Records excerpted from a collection

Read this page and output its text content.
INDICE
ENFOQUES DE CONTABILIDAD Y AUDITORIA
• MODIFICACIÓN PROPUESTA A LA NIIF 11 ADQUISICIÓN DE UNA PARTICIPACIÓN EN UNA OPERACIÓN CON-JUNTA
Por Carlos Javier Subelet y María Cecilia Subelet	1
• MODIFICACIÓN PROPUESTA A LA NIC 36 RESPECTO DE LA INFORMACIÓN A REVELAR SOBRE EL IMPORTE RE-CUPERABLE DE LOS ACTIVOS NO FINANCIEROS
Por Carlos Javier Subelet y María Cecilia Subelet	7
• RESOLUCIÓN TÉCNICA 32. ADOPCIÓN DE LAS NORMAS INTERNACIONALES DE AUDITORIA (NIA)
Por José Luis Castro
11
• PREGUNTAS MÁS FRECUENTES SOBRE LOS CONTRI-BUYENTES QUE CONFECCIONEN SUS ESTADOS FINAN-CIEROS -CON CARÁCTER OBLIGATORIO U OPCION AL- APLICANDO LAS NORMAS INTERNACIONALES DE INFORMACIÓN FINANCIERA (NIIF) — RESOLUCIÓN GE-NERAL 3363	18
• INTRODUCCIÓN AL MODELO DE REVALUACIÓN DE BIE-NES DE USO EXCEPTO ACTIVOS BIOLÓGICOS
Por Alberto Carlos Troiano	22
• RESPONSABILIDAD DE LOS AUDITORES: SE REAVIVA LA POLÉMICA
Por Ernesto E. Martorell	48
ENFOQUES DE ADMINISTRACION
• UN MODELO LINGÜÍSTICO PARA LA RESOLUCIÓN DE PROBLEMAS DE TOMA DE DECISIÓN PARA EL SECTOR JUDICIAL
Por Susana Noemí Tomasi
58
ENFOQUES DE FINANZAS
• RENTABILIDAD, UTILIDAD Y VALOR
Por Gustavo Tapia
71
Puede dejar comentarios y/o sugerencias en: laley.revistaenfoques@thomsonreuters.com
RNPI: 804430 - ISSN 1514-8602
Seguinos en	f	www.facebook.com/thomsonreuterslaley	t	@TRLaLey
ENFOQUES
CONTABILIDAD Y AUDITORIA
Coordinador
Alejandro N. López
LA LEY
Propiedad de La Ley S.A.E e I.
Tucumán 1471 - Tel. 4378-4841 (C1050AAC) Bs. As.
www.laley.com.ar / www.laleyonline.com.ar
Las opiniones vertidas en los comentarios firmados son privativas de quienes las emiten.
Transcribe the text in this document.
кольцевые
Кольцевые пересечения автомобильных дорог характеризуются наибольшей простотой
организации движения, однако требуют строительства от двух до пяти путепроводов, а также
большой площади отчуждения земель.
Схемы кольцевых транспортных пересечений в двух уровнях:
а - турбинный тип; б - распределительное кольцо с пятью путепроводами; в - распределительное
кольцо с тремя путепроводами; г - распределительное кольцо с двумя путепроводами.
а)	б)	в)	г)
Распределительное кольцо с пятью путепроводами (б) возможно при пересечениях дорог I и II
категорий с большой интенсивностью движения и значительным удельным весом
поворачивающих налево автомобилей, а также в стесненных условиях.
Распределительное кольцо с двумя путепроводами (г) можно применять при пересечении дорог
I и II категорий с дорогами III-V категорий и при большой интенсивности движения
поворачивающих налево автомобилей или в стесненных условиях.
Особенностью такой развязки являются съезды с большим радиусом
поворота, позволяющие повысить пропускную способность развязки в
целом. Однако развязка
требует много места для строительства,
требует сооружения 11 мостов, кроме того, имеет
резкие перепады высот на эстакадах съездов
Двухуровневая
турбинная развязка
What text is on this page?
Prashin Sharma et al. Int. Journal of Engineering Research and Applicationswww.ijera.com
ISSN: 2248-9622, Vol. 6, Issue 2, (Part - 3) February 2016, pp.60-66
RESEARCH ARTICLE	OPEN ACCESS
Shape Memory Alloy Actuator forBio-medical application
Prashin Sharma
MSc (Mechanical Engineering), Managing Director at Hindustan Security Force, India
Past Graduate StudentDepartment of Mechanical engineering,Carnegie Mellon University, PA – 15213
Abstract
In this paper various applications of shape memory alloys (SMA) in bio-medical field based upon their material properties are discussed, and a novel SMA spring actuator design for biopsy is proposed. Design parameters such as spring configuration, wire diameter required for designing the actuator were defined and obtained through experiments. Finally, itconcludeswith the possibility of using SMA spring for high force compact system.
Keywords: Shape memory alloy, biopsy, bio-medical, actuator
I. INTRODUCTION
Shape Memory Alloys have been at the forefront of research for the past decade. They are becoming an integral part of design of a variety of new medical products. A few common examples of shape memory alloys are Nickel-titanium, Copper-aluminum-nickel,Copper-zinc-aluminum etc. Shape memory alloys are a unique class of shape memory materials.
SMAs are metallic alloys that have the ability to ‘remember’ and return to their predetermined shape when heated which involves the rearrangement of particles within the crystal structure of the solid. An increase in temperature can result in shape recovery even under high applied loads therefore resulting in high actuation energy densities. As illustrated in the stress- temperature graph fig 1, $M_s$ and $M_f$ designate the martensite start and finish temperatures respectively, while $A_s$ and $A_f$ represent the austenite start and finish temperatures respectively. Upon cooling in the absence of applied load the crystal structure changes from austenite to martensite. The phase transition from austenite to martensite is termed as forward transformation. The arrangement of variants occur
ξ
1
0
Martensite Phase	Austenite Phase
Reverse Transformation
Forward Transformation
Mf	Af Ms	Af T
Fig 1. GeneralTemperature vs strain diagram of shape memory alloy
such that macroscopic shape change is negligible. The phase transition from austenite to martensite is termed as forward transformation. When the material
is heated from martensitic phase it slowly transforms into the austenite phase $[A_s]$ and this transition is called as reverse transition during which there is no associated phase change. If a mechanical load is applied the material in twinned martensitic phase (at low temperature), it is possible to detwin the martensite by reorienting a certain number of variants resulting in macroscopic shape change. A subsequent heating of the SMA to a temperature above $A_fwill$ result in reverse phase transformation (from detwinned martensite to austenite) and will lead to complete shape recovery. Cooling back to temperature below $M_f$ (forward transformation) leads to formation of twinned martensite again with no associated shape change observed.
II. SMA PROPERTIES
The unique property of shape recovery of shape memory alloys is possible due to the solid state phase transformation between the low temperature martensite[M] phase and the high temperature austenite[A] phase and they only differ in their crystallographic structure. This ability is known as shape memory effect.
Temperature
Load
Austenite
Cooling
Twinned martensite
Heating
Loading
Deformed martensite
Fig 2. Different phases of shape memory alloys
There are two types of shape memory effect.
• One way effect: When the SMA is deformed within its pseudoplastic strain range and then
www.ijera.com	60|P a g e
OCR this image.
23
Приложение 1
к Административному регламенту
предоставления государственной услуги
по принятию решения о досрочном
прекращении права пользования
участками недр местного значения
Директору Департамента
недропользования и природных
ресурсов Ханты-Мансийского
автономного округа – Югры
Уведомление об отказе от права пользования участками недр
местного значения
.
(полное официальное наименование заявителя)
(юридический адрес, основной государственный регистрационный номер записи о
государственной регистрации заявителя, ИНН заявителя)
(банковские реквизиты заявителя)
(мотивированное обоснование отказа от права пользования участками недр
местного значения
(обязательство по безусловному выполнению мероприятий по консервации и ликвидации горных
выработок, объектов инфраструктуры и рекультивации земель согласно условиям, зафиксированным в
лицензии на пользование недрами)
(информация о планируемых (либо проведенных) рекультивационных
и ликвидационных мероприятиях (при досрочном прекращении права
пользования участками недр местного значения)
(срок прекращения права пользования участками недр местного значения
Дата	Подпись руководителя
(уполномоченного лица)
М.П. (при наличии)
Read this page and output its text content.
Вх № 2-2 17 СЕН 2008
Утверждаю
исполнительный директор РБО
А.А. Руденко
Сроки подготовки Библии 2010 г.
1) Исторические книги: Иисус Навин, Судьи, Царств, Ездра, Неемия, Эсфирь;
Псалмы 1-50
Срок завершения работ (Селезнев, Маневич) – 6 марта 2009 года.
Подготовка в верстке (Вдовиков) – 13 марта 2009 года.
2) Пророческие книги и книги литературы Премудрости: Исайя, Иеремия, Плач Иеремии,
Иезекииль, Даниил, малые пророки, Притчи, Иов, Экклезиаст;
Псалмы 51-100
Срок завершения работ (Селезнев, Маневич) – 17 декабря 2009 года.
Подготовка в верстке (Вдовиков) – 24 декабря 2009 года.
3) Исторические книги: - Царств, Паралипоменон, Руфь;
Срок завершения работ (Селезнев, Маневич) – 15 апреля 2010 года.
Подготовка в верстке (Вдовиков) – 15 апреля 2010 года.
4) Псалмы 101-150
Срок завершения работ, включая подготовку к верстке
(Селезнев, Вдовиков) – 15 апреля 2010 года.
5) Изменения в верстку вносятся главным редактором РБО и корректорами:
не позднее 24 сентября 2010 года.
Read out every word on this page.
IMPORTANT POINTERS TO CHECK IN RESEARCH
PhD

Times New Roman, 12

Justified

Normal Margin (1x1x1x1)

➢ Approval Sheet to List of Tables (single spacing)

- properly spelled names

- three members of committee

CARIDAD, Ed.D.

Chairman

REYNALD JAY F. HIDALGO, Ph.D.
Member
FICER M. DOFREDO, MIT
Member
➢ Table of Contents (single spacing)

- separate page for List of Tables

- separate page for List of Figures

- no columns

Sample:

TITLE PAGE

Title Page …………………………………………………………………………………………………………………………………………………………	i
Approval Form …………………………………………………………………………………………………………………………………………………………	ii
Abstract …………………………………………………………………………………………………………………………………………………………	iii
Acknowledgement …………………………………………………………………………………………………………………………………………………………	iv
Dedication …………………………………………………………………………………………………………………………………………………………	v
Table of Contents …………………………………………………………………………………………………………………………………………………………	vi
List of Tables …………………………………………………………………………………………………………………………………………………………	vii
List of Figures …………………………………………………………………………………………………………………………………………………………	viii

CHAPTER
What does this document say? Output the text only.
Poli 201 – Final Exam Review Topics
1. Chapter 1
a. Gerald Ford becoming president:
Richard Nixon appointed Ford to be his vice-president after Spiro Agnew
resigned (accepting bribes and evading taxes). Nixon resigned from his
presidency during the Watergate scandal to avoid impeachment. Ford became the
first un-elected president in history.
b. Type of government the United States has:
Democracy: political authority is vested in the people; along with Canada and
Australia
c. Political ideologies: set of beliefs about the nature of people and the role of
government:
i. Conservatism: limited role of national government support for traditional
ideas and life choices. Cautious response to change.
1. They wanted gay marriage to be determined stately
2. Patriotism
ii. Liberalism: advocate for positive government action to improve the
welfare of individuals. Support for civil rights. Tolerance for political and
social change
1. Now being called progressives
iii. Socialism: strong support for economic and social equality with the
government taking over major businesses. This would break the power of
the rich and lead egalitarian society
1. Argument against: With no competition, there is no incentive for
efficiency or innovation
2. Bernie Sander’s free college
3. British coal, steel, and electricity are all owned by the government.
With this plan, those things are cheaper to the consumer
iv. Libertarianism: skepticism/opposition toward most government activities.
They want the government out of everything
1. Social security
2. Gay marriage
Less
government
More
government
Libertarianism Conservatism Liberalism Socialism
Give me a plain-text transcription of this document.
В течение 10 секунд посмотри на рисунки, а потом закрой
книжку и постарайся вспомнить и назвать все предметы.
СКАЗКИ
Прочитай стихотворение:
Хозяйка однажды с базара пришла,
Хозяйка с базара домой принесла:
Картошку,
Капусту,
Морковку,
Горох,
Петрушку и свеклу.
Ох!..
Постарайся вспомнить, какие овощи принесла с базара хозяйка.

§ **EXERCISE DESCRIPTION**: From the listing, copy every line where the string "unique" appears.

§ **RESULT BELOW**:
Shape Memory Alloys have been at the forefront of research for the past decade. They are becoming an integral part of design of a variety of new medical products. A few common examples of shape memory alloys are Nickel-titanium, Copper-aluminum-nickel,Copper-zinc-aluminum etc. Shape memory alloys are a unique class of shape memory materials.
The unique property of shape recovery of shape memory alloys is possible due to the solid state phase transformation between the low temperature martensite[M] phase and the high temperature austenite[A] phase and they only differ in their crystallographic structure. This ability is known as shape memory effect.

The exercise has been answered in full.